Text section
Ch. 5 - Every Word Counts

In chapter five, three key points caught my eye. Stovall writes,
[Media writers] must put themselves in the background and mold their writing style to fit the demands of the medium they are using.
This is important to remember, specifically for this class, since we have switched from writing blogs to journalism articles. My write up of Dr. Gudelunas' presentation is vastly different from what I wrote about Gisela Gil-Egui. Although they were both highly informative, I attacked each response in completely different styles.

Another key point of Stovall's is to use subheads to break up an article to make it easier to read. I applied this to this particular post to make it easier, since it is lengthy.

One aspect of this chapter where I disagree with Stovall is where he writes that blogs won't replace news sites. Although I agree that our current idea of blogging won't make news sites extinct, I firmly believe that news sites will adapt a style closer to blogging in the future. He's a little off base there.

Ch. 6 - Editing

I love Stovall's museum analogy to understand the idea of hypertextuality. This is a great way to explain the concept to someone who doesn't understand it. When someone walks into a museum, there is no set path to take. There is no beginning or end. Very cool.

Extracted records
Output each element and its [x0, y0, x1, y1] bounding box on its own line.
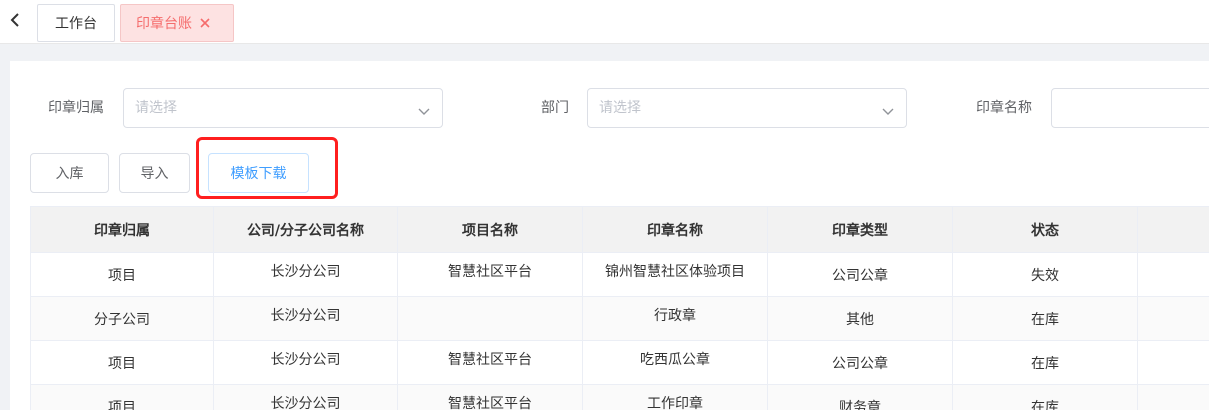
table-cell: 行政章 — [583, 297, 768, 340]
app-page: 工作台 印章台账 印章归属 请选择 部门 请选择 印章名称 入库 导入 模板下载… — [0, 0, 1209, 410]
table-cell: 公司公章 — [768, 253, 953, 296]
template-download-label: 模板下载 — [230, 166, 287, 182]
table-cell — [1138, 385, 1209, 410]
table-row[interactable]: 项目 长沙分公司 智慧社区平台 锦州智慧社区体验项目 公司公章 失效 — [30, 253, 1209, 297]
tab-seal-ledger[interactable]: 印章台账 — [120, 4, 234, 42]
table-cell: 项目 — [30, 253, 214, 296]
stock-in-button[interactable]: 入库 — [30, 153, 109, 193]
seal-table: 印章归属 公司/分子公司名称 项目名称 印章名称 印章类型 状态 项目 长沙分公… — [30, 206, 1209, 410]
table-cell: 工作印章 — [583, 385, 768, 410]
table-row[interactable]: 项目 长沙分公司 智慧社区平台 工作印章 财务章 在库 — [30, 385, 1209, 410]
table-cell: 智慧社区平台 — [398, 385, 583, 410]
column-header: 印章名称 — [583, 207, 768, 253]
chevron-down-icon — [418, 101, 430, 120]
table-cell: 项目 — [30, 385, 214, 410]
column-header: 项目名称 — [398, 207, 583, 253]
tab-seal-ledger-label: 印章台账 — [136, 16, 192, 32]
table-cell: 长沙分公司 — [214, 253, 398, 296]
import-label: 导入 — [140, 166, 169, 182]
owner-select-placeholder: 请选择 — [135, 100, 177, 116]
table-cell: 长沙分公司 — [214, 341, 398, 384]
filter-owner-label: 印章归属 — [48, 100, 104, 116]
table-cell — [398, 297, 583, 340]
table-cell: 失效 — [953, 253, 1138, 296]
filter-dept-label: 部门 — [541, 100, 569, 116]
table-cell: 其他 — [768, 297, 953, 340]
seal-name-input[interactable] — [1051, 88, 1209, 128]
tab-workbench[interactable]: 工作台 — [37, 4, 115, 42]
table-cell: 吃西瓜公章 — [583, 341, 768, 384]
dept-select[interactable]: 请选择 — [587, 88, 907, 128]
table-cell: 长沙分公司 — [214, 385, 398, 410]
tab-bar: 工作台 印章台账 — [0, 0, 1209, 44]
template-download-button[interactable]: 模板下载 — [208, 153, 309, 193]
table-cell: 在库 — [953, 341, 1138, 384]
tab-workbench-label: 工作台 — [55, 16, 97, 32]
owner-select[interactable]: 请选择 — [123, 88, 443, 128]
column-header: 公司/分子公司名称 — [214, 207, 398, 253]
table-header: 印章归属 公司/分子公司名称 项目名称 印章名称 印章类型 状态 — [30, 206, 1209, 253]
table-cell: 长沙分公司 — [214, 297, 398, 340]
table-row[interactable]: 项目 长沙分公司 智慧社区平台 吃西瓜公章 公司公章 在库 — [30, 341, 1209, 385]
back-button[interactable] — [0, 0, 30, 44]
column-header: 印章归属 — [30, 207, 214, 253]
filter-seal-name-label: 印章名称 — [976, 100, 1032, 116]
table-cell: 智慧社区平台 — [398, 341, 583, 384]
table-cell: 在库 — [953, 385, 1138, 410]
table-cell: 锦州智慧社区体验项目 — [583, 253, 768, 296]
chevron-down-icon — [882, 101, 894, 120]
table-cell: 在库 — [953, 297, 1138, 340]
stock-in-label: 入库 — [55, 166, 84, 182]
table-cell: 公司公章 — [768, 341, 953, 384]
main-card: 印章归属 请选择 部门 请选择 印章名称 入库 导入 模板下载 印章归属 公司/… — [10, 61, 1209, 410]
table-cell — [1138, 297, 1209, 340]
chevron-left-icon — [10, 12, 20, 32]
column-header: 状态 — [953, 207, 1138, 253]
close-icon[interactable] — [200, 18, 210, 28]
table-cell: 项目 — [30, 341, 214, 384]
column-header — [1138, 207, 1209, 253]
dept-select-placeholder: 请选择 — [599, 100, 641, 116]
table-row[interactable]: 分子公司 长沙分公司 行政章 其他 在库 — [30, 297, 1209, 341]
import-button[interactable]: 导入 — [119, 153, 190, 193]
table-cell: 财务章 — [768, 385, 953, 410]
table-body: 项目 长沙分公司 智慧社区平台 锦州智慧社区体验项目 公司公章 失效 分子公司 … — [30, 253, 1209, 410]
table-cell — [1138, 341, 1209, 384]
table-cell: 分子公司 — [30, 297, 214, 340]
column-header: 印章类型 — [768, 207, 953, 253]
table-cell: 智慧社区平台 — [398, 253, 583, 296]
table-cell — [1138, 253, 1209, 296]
* * *
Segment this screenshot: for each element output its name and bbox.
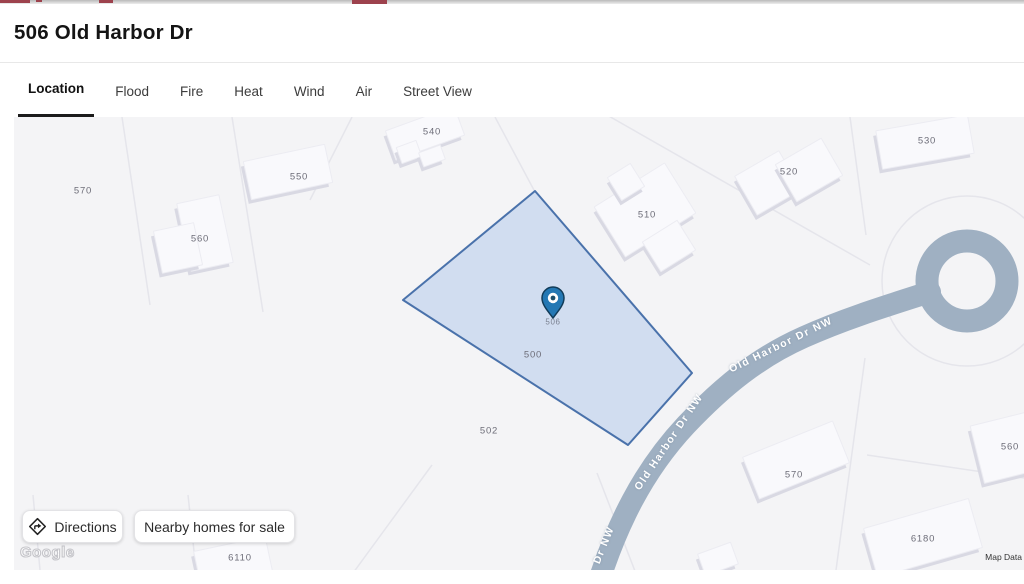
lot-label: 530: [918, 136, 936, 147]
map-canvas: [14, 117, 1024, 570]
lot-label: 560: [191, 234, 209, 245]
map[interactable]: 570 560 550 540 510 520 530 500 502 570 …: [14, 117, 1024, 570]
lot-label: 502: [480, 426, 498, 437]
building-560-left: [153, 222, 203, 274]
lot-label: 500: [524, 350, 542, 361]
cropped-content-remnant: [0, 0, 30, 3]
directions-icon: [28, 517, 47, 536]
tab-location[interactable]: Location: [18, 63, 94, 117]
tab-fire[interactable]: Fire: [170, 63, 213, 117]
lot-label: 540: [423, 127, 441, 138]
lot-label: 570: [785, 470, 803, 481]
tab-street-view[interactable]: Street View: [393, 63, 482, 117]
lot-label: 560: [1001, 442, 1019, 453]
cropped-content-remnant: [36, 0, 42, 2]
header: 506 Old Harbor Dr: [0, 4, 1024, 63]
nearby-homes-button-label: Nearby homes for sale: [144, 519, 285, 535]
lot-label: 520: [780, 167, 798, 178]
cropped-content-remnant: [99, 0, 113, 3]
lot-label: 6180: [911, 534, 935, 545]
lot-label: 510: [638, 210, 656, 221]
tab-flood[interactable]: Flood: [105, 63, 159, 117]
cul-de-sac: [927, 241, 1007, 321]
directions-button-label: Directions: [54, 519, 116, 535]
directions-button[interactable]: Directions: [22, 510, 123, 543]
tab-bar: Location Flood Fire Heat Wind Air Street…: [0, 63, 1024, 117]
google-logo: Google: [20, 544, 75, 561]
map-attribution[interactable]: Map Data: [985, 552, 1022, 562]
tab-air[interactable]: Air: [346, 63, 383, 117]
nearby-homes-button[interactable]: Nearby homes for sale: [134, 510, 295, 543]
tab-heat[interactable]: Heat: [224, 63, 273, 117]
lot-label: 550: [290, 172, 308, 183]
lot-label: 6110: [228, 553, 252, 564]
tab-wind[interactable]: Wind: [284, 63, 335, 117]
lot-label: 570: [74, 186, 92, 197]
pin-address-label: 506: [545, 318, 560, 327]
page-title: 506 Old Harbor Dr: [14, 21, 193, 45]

Parts of the exercise
A) Reproduce the post on Stovall's chapters, everything from "Ch. 5 - Every" down to "completely different styles.".
B) Take the post about Stovall's chapters further, starting after its last sentence.

In response
A)
Ch. 5 - Every Word Counts

In chapter five, three key points caught my eye. Stovall writes,
[Media writers] must put themselves in the background and mold their writing style to fit the demands of the medium they are using.
This is important to remember, specifically for this class, since we have switched from writing blogs to journalism articles. My write up of Dr. Gudelunas' presentation is vastly different from what I wrote about Gisela Gil-Egui. Although they were both highly informative, I attacked each response in completely different styles.

B)
Another interesting point he makes is to clean up quotes that have bad grammar. I'll often read sports articles where an athlete will use slang in a quote that would appear in an article. In the quote, random brackets would enclose a word that is not normally substituted. For example, in a recent article, an athlete says,
"It's a game we definitely had to have coming off the last two [losses]," said Brad Miller, who had 14 rebounds. "It keeps us right there with Los Angeles with our game there [Wednesday night]."
I have no idea why 'losses' or 'Wednesday night' are in brackets. I was never sure if this was OK as a journalistic technique, but now I know, and knowing is half the battle.

Also, I never knew that I could subscribe to a comics site,, for $9.99 a year. I'll have to check that out.

Podcasting Call

The future is here today!

At the RCADE workshop on Monday, March 21st, the topic of the day was podcasting.

I knew what a podcast was before attending the workshop, but I had no clue what RSS is. RSS stands for 'Real Simple Syndicate' and is available on many websites. For example, on, there will be a small orange icon that looks like a radio broadcast signal in the bottom right corner. (I use Mozilla Firefox, it may be in a different location depending on which browser you use.)

If you click on this button, it will take you to another page which you can subscribe to that has all the main news stories on it. This is exactly how podcasts work.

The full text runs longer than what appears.